**Provided entries:**

---

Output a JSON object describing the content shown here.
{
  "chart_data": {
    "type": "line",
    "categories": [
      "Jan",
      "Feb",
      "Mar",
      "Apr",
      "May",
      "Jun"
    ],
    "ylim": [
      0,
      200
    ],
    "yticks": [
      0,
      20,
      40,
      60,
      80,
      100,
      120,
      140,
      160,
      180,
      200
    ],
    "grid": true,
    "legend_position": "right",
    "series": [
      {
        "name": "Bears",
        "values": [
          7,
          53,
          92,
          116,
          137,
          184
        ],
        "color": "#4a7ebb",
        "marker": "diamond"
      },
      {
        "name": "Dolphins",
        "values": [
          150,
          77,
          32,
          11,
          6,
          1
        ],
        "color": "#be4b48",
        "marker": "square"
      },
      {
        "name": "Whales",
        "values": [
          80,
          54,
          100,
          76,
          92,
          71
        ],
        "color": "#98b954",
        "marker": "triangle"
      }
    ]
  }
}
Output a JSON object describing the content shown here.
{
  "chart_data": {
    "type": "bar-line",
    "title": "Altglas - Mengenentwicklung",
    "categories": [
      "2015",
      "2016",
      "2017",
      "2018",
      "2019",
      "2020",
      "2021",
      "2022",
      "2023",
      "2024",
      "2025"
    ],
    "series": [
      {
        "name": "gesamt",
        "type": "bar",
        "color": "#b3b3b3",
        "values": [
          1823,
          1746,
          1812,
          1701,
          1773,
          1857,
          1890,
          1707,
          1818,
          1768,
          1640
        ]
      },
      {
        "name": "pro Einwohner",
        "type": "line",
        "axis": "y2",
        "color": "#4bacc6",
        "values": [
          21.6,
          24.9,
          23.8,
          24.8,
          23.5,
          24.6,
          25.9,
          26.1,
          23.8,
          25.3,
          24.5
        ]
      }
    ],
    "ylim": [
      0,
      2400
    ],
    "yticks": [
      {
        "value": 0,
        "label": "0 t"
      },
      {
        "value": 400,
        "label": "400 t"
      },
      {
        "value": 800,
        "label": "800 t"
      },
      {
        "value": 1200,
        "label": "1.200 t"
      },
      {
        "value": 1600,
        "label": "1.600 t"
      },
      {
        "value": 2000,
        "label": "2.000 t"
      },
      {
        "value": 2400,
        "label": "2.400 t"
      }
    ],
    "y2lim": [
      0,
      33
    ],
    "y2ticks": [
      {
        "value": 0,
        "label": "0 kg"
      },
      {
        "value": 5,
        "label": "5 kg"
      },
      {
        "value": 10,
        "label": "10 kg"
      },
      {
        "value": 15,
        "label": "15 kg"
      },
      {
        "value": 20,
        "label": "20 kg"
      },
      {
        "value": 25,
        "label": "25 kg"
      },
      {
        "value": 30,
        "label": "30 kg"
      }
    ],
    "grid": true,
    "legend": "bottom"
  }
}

---

**Given request:**
Copy every record above exactly as it appears.

**Output:**
Output a JSON object describing the content shown here.
{
  "chart_data": {
    "type": "line",
    "categories": [
      "Jan",
      "Feb",
      "Mar",
      "Apr",
      "May",
      "Jun"
    ],
    "ylim": [
      0,
      200
    ],
    "yticks": [
      0,
      20,
      40,
      60,
      80,
      100,
      120,
      140,
      160,
      180,
      200
    ],
    "grid": true,
    "legend_position": "right",
    "series": [
      {
        "name": "Bears",
        "values": [
          7,
          53,
          92,
          116,
          137,
          184
        ],
        "color": "#4a7ebb",
        "marker": "diamond"
      },
      {
        "name": "Dolphins",
        "values": [
          150,
          77,
          32,
          11,
          6,
          1
        ],
        "color": "#be4b48",
        "marker": "square"
      },
      {
        "name": "Whales",
        "values": [
          80,
          54,
          100,
          76,
          92,
          71
        ],
        "color": "#98b954",
        "marker": "triangle"
      }
    ]
  }
}
Output a JSON object describing the content shown here.
{
  "chart_data": {
    "type": "bar-line",
    "title": "Altglas - Mengenentwicklung",
    "categories": [
      "2015",
      "2016",
      "2017",
      "2018",
      "2019",
      "2020",
      "2021",
      "2022",
      "2023",
      "2024",
      "2025"
    ],
    "series": [
      {
        "name": "gesamt",
        "type": "bar",
        "color": "#b3b3b3",
        "values": [
          1823,
          1746,
          1812,
          1701,
          1773,
          1857,
          1890,
          1707,
          1818,
          1768,
          1640
        ]
      },
      {
        "name": "pro Einwohner",
        "type": "line",
        "axis": "y2",
        "color": "#4bacc6",
        "values": [
          21.6,
          24.9,
          23.8,
          24.8,
          23.5,
          24.6,
          25.9,
          26.1,
          23.8,
          25.3,
          24.5
        ]
      }
    ],
    "ylim": [
      0,
      2400
    ],
    "yticks": [
      {
        "value": 0,
        "label": "0 t"
      },
      {
        "value": 400,
        "label": "400 t"
      },
      {
        "value": 800,
        "label": "800 t"
      },
      {
        "value": 1200,
        "label": "1.200 t"
      },
      {
        "value": 1600,
        "label": "1.600 t"
      },
      {
        "value": 2000,
        "label": "2.000 t"
      },
      {
        "value": 2400,
        "label": "2.400 t"
      }
    ],
    "y2lim": [
      0,
      33
    ],
    "y2ticks": [
      {
        "value": 0,
        "label": "0 kg"
      },
      {
        "value": 5,
        "label": "5 kg"
      },
      {
        "value": 10,
        "label": "10 kg"
      },
      {
        "value": 15,
        "label": "15 kg"
      },
      {
        "value": 20,
        "label": "20 kg"
      },
      {
        "value": 25,
        "label": "25 kg"
      },
      {
        "value": 30,
        "label": "30 kg"
      }
    ],
    "grid": true,
    "legend": "bottom"
  }
}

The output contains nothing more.